**Task statement**
Can you quote the records below in full, word for word?

===== Listed entries

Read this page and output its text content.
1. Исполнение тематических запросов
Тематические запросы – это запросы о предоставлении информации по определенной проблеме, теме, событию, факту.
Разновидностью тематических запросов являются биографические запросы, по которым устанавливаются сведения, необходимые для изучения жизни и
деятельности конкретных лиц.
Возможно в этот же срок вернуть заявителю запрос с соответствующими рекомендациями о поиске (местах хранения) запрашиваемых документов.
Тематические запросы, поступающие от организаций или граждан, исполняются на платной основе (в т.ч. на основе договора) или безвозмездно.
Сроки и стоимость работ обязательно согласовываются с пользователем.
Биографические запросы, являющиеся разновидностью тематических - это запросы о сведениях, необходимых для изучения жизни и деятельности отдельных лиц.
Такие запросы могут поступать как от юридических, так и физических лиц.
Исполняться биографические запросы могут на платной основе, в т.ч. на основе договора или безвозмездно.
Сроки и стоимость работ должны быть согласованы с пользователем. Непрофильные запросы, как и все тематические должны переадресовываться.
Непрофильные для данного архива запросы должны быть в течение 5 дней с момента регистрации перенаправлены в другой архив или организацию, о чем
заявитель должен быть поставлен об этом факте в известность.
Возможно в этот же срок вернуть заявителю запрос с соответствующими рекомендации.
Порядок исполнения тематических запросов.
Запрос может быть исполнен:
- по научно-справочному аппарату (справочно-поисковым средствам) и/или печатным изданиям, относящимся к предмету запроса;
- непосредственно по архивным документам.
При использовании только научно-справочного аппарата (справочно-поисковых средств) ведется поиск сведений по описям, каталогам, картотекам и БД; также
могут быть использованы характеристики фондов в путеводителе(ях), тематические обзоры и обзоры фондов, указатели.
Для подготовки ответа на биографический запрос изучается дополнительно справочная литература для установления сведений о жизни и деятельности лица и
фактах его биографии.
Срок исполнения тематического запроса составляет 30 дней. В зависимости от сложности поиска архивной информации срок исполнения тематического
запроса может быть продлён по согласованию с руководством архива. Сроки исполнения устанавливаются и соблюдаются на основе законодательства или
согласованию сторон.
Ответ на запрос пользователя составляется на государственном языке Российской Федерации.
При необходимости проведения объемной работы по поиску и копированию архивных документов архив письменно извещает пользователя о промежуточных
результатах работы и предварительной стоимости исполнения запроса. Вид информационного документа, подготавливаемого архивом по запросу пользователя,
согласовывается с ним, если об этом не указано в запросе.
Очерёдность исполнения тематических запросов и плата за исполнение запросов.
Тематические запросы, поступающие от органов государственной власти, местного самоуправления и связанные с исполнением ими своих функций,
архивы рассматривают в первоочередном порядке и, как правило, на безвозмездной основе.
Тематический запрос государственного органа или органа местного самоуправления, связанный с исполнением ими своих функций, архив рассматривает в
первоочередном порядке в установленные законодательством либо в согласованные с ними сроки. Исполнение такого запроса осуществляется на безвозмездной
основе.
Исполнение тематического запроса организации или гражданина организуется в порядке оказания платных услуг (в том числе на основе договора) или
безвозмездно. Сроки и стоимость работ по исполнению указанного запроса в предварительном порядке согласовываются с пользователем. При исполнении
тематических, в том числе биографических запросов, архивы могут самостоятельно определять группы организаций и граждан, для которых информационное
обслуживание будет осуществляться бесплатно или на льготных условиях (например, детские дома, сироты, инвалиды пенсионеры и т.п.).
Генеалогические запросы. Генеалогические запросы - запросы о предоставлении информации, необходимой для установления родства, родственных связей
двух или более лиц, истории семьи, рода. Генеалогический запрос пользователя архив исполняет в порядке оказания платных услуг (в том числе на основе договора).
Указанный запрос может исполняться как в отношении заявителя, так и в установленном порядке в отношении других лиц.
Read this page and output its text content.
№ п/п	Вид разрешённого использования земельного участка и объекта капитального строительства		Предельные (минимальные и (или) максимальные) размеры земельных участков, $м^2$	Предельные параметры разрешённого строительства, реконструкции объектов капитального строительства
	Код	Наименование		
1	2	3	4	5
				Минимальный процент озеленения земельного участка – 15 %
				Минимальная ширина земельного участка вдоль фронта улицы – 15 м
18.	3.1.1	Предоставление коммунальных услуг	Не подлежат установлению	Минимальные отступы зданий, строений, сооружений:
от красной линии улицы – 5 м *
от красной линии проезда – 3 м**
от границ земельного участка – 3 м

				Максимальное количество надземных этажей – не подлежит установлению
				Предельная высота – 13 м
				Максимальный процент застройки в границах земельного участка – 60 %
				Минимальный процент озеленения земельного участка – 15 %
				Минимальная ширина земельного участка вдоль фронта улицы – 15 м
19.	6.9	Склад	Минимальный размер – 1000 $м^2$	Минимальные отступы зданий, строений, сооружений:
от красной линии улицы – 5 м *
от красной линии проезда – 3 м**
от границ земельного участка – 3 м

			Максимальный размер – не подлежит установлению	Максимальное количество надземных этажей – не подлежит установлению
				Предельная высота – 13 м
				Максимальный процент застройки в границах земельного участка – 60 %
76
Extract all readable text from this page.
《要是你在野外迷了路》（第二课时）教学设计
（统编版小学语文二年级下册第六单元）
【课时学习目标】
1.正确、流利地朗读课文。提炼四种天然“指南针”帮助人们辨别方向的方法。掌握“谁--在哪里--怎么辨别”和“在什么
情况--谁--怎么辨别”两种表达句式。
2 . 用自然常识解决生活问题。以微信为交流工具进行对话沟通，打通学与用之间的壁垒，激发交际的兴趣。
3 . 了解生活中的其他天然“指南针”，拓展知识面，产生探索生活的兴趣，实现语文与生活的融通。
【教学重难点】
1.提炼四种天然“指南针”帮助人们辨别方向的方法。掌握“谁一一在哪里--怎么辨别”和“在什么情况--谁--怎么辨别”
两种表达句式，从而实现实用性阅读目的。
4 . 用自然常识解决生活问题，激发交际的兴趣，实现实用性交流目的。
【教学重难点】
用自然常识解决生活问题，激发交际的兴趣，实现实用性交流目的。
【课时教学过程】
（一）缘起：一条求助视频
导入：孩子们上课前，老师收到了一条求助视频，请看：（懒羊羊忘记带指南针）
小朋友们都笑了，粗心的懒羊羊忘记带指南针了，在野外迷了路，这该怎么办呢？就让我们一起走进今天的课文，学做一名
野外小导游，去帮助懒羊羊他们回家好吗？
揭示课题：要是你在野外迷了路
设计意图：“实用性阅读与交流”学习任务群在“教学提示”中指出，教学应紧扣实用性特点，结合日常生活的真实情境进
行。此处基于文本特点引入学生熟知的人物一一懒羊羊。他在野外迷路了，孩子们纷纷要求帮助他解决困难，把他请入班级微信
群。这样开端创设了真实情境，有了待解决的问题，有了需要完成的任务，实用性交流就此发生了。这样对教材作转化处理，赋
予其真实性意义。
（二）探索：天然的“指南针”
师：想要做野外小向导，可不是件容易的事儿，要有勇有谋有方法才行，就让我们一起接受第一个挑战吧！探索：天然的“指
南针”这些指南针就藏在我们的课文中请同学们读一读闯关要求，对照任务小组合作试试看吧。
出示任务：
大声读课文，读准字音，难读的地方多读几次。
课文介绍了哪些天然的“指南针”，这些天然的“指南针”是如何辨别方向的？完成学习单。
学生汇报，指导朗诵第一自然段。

==========

**Completed task**
Read this page and output its text content.
1. Исполнение тематических запросов
Тематические запросы – это запросы о предоставлении информации по определенной проблеме, теме, событию, факту.
Разновидностью тематических запросов являются биографические запросы, по которым устанавливаются сведения, необходимые для изучения жизни и
деятельности конкретных лиц.
Возможно в этот же срок вернуть заявителю запрос с соответствующими рекомендациями о поиске (местах хранения) запрашиваемых документов.
Тематические запросы, поступающие от организаций или граждан, исполняются на платной основе (в т.ч. на основе договора) или безвозмездно.
Сроки и стоимость работ обязательно согласовываются с пользователем.
Биографические запросы, являющиеся разновидностью тематических - это запросы о сведениях, необходимых для изучения жизни и деятельности отдельных лиц.
Такие запросы могут поступать как от юридических, так и физических лиц.
Исполняться биографические запросы могут на платной основе, в т.ч. на основе договора или безвозмездно.
Сроки и стоимость работ должны быть согласованы с пользователем. Непрофильные запросы, как и все тематические должны переадресовываться.
Непрофильные для данного архива запросы должны быть в течение 5 дней с момента регистрации перенаправлены в другой архив или организацию, о чем
заявитель должен быть поставлен об этом факте в известность.
Возможно в этот же срок вернуть заявителю запрос с соответствующими рекомендации.
Порядок исполнения тематических запросов.
Запрос может быть исполнен:
- по научно-справочному аппарату (справочно-поисковым средствам) и/или печатным изданиям, относящимся к предмету запроса;
- непосредственно по архивным документам.
При использовании только научно-справочного аппарата (справочно-поисковых средств) ведется поиск сведений по описям, каталогам, картотекам и БД; также
могут быть использованы характеристики фондов в путеводителе(ях), тематические обзоры и обзоры фондов, указатели.
Для подготовки ответа на биографический запрос изучается дополнительно справочная литература для установления сведений о жизни и деятельности лица и
фактах его биографии.
Срок исполнения тематического запроса составляет 30 дней. В зависимости от сложности поиска архивной информации срок исполнения тематического
запроса может быть продлён по согласованию с руководством архива. Сроки исполнения устанавливаются и соблюдаются на основе законодательства или
согласованию сторон.
Ответ на запрос пользователя составляется на государственном языке Российской Федерации.
При необходимости проведения объемной работы по поиску и копированию архивных документов архив письменно извещает пользователя о промежуточных
результатах работы и предварительной стоимости исполнения запроса. Вид информационного документа, подготавливаемого архивом по запросу пользователя,
согласовывается с ним, если об этом не указано в запросе.
Очерёдность исполнения тематических запросов и плата за исполнение запросов.
Тематические запросы, поступающие от органов государственной власти, местного самоуправления и связанные с исполнением ими своих функций,
архивы рассматривают в первоочередном порядке и, как правило, на безвозмездной основе.
Тематический запрос государственного органа или органа местного самоуправления, связанный с исполнением ими своих функций, архив рассматривает в
первоочередном порядке в установленные законодательством либо в согласованные с ними сроки. Исполнение такого запроса осуществляется на безвозмездной
основе.
Исполнение тематического запроса организации или гражданина организуется в порядке оказания платных услуг (в том числе на основе договора) или
безвозмездно. Сроки и стоимость работ по исполнению указанного запроса в предварительном порядке согласовываются с пользователем. При исполнении
тематических, в том числе биографических запросов, архивы могут самостоятельно определять группы организаций и граждан, для которых информационное
обслуживание будет осуществляться бесплатно или на льготных условиях (например, детские дома, сироты, инвалиды пенсионеры и т.п.).
Генеалогические запросы. Генеалогические запросы - запросы о предоставлении информации, необходимой для установления родства, родственных связей
двух или более лиц, истории семьи, рода. Генеалогический запрос пользователя архив исполняет в порядке оказания платных услуг (в том числе на основе договора).
Указанный запрос может исполняться как в отношении заявителя, так и в установленном порядке в отношении других лиц.
Read this page and output its text content.
№ п/п	Вид разрешённого использования земельного участка и объекта капитального строительства		Предельные (минимальные и (или) максимальные) размеры земельных участков, $м^2$	Предельные параметры разрешённого строительства, реконструкции объектов капитального строительства
	Код	Наименование		
1	2	3	4	5
				Минимальный процент озеленения земельного участка – 15 %
				Минимальная ширина земельного участка вдоль фронта улицы – 15 м
18.	3.1.1	Предоставление коммунальных услуг	Не подлежат установлению	Минимальные отступы зданий, строений, сооружений:
от красной линии улицы – 5 м *
от красной линии проезда – 3 м**
от границ земельного участка – 3 м

				Максимальное количество надземных этажей – не подлежит установлению
				Предельная высота – 13 м
				Максимальный процент застройки в границах земельного участка – 60 %
				Минимальный процент озеленения земельного участка – 15 %
				Минимальная ширина земельного участка вдоль фронта улицы – 15 м
19.	6.9	Склад	Минимальный размер – 1000 $м^2$	Минимальные отступы зданий, строений, сооружений:
от красной линии улицы – 5 м *
от красной линии проезда – 3 м**
от границ земельного участка – 3 м

			Максимальный размер – не подлежит установлению	Максимальное количество надземных этажей – не подлежит установлению
				Предельная высота – 13 м
				Максимальный процент застройки в границах земельного участка – 60 %
76
Extract all readable text from this page.
《要是你在野外迷了路》（第二课时）教学设计
（统编版小学语文二年级下册第六单元）
【课时学习目标】
1.正确、流利地朗读课文。提炼四种天然“指南针”帮助人们辨别方向的方法。掌握“谁--在哪里--怎么辨别”和“在什么
情况--谁--怎么辨别”两种表达句式。
2 . 用自然常识解决生活问题。以微信为交流工具进行对话沟通，打通学与用之间的壁垒，激发交际的兴趣。
3 . 了解生活中的其他天然“指南针”，拓展知识面，产生探索生活的兴趣，实现语文与生活的融通。
【教学重难点】
1.提炼四种天然“指南针”帮助人们辨别方向的方法。掌握“谁一一在哪里--怎么辨别”和“在什么情况--谁--怎么辨别”
两种表达句式，从而实现实用性阅读目的。
4 . 用自然常识解决生活问题，激发交际的兴趣，实现实用性交流目的。
【教学重难点】
用自然常识解决生活问题，激发交际的兴趣，实现实用性交流目的。
【课时教学过程】
（一）缘起：一条求助视频
导入：孩子们上课前，老师收到了一条求助视频，请看：（懒羊羊忘记带指南针）
小朋友们都笑了，粗心的懒羊羊忘记带指南针了，在野外迷了路，这该怎么办呢？就让我们一起走进今天的课文，学做一名
野外小导游，去帮助懒羊羊他们回家好吗？
揭示课题：要是你在野外迷了路
设计意图：“实用性阅读与交流”学习任务群在“教学提示”中指出，教学应紧扣实用性特点，结合日常生活的真实情境进
行。此处基于文本特点引入学生熟知的人物一一懒羊羊。他在野外迷路了，孩子们纷纷要求帮助他解决困难，把他请入班级微信
群。这样开端创设了真实情境，有了待解决的问题，有了需要完成的任务，实用性交流就此发生了。这样对教材作转化处理，赋
予其真实性意义。
（二）探索：天然的“指南针”
师：想要做野外小向导，可不是件容易的事儿，要有勇有谋有方法才行，就让我们一起接受第一个挑战吧！探索：天然的“指
南针”这些指南针就藏在我们的课文中请同学们读一读闯关要求，对照任务小组合作试试看吧。
出示任务：
大声读课文，读准字音，难读的地方多读几次。
课文介绍了哪些天然的“指南针”，这些天然的“指南针”是如何辨别方向的？完成学习单。
学生汇报，指导朗诵第一自然段。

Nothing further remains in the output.